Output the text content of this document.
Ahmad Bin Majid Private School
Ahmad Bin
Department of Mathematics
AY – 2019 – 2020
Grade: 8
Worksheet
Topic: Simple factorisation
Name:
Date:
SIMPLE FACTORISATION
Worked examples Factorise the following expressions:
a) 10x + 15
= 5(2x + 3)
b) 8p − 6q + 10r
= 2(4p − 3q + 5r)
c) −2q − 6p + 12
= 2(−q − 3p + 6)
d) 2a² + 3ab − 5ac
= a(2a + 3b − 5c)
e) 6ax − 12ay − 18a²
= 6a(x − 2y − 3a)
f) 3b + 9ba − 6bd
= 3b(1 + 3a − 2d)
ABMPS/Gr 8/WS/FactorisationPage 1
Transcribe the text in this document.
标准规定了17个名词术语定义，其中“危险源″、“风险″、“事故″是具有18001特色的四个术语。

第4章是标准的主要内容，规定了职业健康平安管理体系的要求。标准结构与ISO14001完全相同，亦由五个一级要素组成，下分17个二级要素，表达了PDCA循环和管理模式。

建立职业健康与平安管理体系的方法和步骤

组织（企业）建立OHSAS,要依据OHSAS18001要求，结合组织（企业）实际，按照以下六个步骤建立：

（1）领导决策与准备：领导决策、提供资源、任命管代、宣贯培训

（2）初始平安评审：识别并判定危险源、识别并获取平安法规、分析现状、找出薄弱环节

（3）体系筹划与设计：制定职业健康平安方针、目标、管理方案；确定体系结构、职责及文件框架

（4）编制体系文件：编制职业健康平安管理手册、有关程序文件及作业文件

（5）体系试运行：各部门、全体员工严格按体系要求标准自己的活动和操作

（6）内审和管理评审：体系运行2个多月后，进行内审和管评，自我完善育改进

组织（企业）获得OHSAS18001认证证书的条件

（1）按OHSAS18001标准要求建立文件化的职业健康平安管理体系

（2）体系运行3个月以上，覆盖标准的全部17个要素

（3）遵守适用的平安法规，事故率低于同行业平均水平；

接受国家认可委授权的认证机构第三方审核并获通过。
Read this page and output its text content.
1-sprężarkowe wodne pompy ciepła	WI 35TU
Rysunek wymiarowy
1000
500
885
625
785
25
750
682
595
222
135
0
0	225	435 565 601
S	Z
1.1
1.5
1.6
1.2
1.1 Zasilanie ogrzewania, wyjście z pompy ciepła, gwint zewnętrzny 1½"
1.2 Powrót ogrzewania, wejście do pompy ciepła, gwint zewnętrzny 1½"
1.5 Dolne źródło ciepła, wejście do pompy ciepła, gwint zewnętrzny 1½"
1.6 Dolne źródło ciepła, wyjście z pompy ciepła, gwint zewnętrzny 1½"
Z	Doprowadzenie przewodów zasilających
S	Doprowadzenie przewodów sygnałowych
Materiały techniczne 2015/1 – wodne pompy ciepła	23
==
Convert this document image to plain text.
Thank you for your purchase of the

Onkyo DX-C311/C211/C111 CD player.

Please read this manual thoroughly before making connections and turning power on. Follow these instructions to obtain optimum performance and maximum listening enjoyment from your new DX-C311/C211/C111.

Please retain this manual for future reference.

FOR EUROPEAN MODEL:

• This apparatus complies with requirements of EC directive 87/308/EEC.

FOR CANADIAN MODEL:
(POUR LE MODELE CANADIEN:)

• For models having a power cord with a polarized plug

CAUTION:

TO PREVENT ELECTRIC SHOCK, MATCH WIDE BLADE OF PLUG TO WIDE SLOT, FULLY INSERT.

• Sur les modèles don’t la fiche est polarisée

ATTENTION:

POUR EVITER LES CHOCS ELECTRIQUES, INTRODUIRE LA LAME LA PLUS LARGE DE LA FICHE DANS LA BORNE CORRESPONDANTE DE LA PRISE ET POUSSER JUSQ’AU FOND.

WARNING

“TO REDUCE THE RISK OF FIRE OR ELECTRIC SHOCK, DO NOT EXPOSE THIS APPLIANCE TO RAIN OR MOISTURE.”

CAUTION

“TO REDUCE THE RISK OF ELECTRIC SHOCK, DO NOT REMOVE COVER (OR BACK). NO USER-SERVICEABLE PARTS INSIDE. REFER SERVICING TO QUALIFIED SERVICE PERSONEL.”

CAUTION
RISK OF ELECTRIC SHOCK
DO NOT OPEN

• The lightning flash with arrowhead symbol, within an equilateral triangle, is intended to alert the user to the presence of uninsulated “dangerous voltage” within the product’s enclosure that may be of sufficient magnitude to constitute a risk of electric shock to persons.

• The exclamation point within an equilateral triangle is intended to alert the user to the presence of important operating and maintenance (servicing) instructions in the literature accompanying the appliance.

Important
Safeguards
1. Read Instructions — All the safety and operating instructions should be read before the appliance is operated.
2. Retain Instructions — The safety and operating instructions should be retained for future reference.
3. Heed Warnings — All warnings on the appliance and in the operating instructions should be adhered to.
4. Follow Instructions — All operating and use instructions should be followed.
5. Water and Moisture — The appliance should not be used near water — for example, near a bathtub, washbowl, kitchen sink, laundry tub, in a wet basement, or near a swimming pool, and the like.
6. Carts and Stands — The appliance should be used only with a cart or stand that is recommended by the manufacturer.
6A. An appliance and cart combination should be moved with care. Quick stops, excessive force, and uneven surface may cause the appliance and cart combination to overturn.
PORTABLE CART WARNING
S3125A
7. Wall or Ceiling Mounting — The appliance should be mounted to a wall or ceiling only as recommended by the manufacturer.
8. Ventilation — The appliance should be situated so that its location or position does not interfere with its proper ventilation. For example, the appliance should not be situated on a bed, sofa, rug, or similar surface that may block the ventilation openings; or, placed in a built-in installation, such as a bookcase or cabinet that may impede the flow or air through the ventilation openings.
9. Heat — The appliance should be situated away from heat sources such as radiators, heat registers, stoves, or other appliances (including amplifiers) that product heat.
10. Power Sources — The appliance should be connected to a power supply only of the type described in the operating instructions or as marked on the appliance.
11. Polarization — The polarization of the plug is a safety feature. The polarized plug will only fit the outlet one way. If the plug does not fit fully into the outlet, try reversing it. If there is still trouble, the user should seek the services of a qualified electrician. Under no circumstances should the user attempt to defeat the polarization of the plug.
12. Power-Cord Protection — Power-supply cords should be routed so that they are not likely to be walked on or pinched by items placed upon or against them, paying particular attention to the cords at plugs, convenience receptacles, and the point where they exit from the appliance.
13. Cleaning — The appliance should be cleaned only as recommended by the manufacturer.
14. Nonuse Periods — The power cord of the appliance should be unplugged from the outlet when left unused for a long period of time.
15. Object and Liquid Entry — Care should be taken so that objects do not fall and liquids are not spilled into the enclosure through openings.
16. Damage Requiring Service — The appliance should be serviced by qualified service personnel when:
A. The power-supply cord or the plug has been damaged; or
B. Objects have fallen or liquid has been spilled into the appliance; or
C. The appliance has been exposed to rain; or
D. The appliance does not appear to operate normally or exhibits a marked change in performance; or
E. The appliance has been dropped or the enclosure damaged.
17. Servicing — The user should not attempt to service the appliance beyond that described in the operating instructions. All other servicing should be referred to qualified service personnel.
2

• Task to complete:
Check each line of the entries above, and show every one holding the word "przewodów".

• Finished exercise:
Z	Doprowadzenie przewodów zasilających
S	Doprowadzenie przewodów sygnałowych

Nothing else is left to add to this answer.